EXERCISE INSTRUCTIONS: Copy all of the records below verbatim.

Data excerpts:
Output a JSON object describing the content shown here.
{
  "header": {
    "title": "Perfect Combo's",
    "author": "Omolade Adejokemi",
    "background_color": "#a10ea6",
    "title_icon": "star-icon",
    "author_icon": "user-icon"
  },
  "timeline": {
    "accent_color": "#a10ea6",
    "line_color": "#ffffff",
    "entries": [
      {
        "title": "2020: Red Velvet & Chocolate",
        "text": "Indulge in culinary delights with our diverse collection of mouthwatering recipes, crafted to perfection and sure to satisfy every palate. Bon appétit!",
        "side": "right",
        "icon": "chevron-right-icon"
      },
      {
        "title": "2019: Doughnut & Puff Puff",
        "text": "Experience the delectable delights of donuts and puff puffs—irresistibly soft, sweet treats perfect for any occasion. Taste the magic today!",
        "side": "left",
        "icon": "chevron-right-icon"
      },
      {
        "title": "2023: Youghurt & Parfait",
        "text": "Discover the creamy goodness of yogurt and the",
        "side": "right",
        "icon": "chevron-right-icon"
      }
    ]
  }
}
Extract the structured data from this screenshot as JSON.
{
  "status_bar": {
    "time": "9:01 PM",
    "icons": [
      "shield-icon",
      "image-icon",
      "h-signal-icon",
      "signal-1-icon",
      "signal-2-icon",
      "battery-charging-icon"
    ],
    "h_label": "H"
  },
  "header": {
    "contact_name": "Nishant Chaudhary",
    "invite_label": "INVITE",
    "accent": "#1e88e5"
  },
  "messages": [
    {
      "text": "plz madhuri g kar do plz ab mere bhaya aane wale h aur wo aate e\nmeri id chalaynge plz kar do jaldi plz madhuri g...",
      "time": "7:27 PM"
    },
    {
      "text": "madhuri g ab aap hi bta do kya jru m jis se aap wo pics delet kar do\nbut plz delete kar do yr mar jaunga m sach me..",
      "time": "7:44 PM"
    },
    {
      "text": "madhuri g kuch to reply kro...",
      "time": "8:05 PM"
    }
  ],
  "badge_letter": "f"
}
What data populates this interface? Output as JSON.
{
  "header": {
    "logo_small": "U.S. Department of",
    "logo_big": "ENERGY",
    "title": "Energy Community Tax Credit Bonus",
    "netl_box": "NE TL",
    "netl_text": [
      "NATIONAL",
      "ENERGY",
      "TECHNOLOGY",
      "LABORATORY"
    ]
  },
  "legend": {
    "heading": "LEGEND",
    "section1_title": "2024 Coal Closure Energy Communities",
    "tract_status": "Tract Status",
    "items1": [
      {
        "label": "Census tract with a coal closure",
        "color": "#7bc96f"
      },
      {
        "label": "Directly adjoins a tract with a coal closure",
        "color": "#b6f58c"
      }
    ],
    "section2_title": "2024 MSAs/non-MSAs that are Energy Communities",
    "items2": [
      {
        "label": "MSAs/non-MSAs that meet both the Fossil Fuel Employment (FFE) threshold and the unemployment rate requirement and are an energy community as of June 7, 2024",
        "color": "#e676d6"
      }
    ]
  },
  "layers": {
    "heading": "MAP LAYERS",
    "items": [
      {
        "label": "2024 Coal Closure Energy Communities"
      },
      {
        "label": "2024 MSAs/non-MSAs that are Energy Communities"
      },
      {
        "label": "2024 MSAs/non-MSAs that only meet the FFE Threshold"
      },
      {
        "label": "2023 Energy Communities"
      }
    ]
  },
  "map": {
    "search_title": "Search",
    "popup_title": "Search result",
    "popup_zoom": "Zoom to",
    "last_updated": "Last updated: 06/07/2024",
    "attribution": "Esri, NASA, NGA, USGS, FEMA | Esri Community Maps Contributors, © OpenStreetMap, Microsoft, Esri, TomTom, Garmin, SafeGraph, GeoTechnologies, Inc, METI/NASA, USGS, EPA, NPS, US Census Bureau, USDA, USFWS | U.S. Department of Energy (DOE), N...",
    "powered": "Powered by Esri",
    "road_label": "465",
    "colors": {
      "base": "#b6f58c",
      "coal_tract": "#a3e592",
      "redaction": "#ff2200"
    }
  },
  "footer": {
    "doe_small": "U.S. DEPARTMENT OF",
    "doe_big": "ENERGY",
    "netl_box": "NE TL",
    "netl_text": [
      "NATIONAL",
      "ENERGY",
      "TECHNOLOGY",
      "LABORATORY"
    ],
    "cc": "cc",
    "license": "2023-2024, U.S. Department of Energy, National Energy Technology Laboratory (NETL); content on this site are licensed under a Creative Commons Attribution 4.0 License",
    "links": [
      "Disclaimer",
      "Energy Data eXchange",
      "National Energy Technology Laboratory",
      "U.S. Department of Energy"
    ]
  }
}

THE RESPONSE:
Output a JSON object describing the content shown here.
{
  "header": {
    "title": "Perfect Combo's",
    "author": "Omolade Adejokemi",
    "background_color": "#a10ea6",
    "title_icon": "star-icon",
    "author_icon": "user-icon"
  },
  "timeline": {
    "accent_color": "#a10ea6",
    "line_color": "#ffffff",
    "entries": [
      {
        "title": "2020: Red Velvet & Chocolate",
        "text": "Indulge in culinary delights with our diverse collection of mouthwatering recipes, crafted to perfection and sure to satisfy every palate. Bon appétit!",
        "side": "right",
        "icon": "chevron-right-icon"
      },
      {
        "title": "2019: Doughnut & Puff Puff",
        "text": "Experience the delectable delights of donuts and puff puffs—irresistibly soft, sweet treats perfect for any occasion. Taste the magic today!",
        "side": "left",
        "icon": "chevron-right-icon"
      },
      {
        "title": "2023: Youghurt & Parfait",
        "text": "Discover the creamy goodness of yogurt and the",
        "side": "right",
        "icon": "chevron-right-icon"
      }
    ]
  }
}
Extract the structured data from this screenshot as JSON.
{
  "status_bar": {
    "time": "9:01 PM",
    "icons": [
      "shield-icon",
      "image-icon",
      "h-signal-icon",
      "signal-1-icon",
      "signal-2-icon",
      "battery-charging-icon"
    ],
    "h_label": "H"
  },
  "header": {
    "contact_name": "Nishant Chaudhary",
    "invite_label": "INVITE",
    "accent": "#1e88e5"
  },
  "messages": [
    {
      "text": "plz madhuri g kar do plz ab mere bhaya aane wale h aur wo aate e\nmeri id chalaynge plz kar do jaldi plz madhuri g...",
      "time": "7:27 PM"
    },
    {
      "text": "madhuri g ab aap hi bta do kya jru m jis se aap wo pics delet kar do\nbut plz delete kar do yr mar jaunga m sach me..",
      "time": "7:44 PM"
    },
    {
      "text": "madhuri g kuch to reply kro...",
      "time": "8:05 PM"
    }
  ],
  "badge_letter": "f"
}
What data populates this interface? Output as JSON.
{
  "header": {
    "logo_small": "U.S. Department of",
    "logo_big": "ENERGY",
    "title": "Energy Community Tax Credit Bonus",
    "netl_box": "NE TL",
    "netl_text": [
      "NATIONAL",
      "ENERGY",
      "TECHNOLOGY",
      "LABORATORY"
    ]
  },
  "legend": {
    "heading": "LEGEND",
    "section1_title": "2024 Coal Closure Energy Communities",
    "tract_status": "Tract Status",
    "items1": [
      {
        "label": "Census tract with a coal closure",
        "color": "#7bc96f"
      },
      {
        "label": "Directly adjoins a tract with a coal closure",
        "color": "#b6f58c"
      }
    ],
    "section2_title": "2024 MSAs/non-MSAs that are Energy Communities",
    "items2": [
      {
        "label": "MSAs/non-MSAs that meet both the Fossil Fuel Employment (FFE) threshold and the unemployment rate requirement and are an energy community as of June 7, 2024",
        "color": "#e676d6"
      }
    ]
  },
  "layers": {
    "heading": "MAP LAYERS",
    "items": [
      {
        "label": "2024 Coal Closure Energy Communities"
      },
      {
        "label": "2024 MSAs/non-MSAs that are Energy Communities"
      },
      {
        "label": "2024 MSAs/non-MSAs that only meet the FFE Threshold"
      },
      {
        "label": "2023 Energy Communities"
      }
    ]
  },
  "map": {
    "search_title": "Search",
    "popup_title": "Search result",
    "popup_zoom": "Zoom to",
    "last_updated": "Last updated: 06/07/2024",
    "attribution": "Esri, NASA, NGA, USGS, FEMA | Esri Community Maps Contributors, © OpenStreetMap, Microsoft, Esri, TomTom, Garmin, SafeGraph, GeoTechnologies, Inc, METI/NASA, USGS, EPA, NPS, US Census Bureau, USDA, USFWS | U.S. Department of Energy (DOE), N...",
    "powered": "Powered by Esri",
    "road_label": "465",
    "colors": {
      "base": "#b6f58c",
      "coal_tract": "#a3e592",
      "redaction": "#ff2200"
    }
  },
  "footer": {
    "doe_small": "U.S. DEPARTMENT OF",
    "doe_big": "ENERGY",
    "netl_box": "NE TL",
    "netl_text": [
      "NATIONAL",
      "ENERGY",
      "TECHNOLOGY",
      "LABORATORY"
    ],
    "cc": "cc",
    "license": "2023-2024, U.S. Department of Energy, National Energy Technology Laboratory (NETL); content on this site are licensed under a Creative Commons Attribution 4.0 License",
    "links": [
      "Disclaimer",
      "Energy Data eXchange",
      "National Energy Technology Laboratory",
      "U.S. Department of Energy"
    ]
  }
}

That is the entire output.